Given problem 1: In the review of Hancock's Eisenhower book, what instinct did Garry Wills believe Eisenhower had?
Given problem 2: Reproduce the passage from the review of Hancock's Eisenhower book, starting with "Shoddy scholarship. Adds" and going on through "graceful Jacqueline Kennedy.".

Excerpted text:

--------------------------------

Damns Eisenhower with faint praise. Following the rising tide of academic and popular reappraisal of Ike, Hancock tries to hew to the old bumbling amateur angle, even as he says he rejects it.

“These first years of his presidency, Eisenhower laid down a blueprint for the warfare state–an official plan to mobilize the nation and put it on a permanent war footing. The military-industrial complex had begun to take shape.”

“Eisenhower, [Garry] Wills believed, ‘had the true professional’s instinct for making things look easy. He appeared to be performing less work than he actually did. And he wanted it that way. An air of ease inspires confidence.”

Shoddy scholarship. Adds his snarky quips at the end of paragraphs, then sets the footnote after it, implying that the cited source (often in the 1950s) is to blame. “That suited Eisenhower fine.” “Middle-class paradise on a presidential scale.” “The comparatively glamorous and graceful Jacqueline Kennedy.

--------------------------------

Collected data:
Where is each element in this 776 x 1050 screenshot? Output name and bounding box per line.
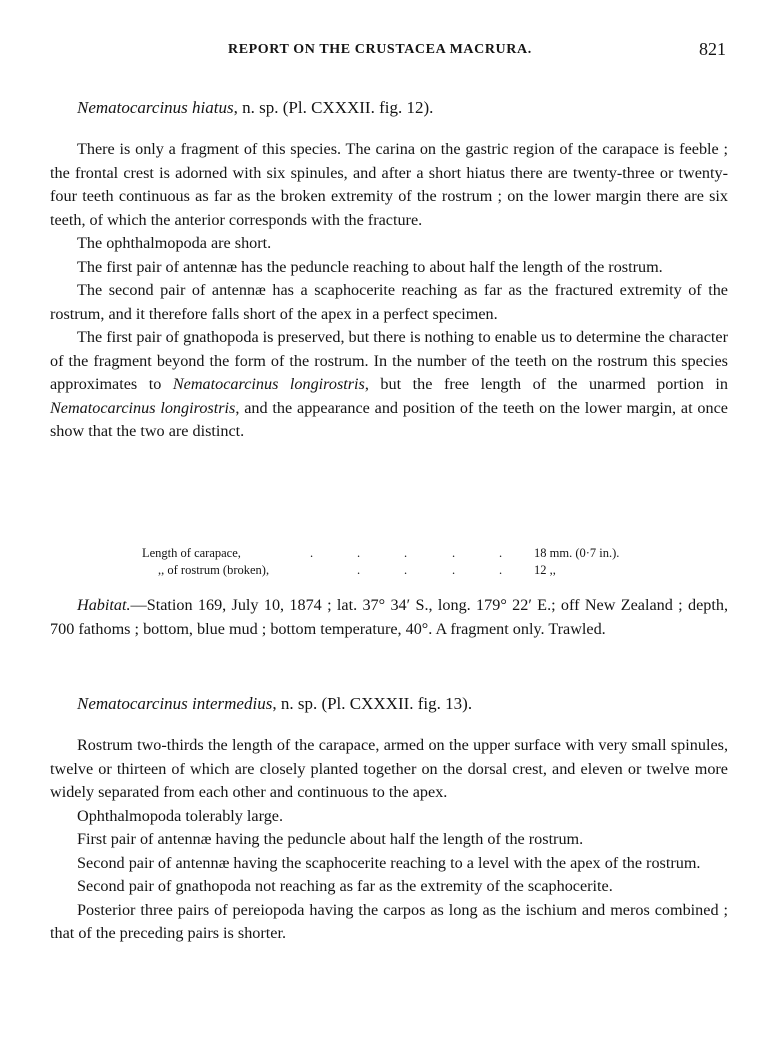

--------------------------------

Task response 1: The true professional's instinct for making things look easy.

Task response 2:
Shoddy scholarship. Adds his snarky quips at the end of paragraphs, then sets the footnote after it, implying that the cited source (often in the 1950s) is to blame. “That suited Eisenhower fine.” “Middle-class paradise on a presidential scale.” “The comparatively glamorous and graceful Jacqueline Kennedy.